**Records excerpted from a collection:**
⟨
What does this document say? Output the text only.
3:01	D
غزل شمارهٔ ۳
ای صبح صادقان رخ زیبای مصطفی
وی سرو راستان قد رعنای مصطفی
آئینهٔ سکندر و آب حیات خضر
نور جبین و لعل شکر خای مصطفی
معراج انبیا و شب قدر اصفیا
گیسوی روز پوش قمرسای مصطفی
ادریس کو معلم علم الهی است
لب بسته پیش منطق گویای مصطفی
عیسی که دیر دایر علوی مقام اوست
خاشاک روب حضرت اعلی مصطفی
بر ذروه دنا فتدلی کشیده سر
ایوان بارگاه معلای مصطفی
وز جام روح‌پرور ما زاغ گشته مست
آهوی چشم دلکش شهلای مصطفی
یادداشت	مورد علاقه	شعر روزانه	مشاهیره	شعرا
⟩
**GIVEN TASK:**
Extract all the entries word for word.

**ANSWER TO THIS EXERCISE:**
What does this document say? Output the text only.
3:01	D
غزل شمارهٔ ۳
ای صبح صادقان رخ زیبای مصطفی
وی سرو راستان قد رعنای مصطفی
آئینهٔ سکندر و آب حیات خضر
نور جبین و لعل شکر خای مصطفی
معراج انبیا و شب قدر اصفیا
گیسوی روز پوش قمرسای مصطفی
ادریس کو معلم علم الهی است
لب بسته پیش منطق گویای مصطفی
عیسی که دیر دایر علوی مقام اوست
خاشاک روب حضرت اعلی مصطفی
بر ذروه دنا فتدلی کشیده سر
ایوان بارگاه معلای مصطفی
وز جام روح‌پرور ما زاغ گشته مست
آهوی چشم دلکش شهلای مصطفی
یادداشت	مورد علاقه	شعر روزانه	مشاهیره	شعرا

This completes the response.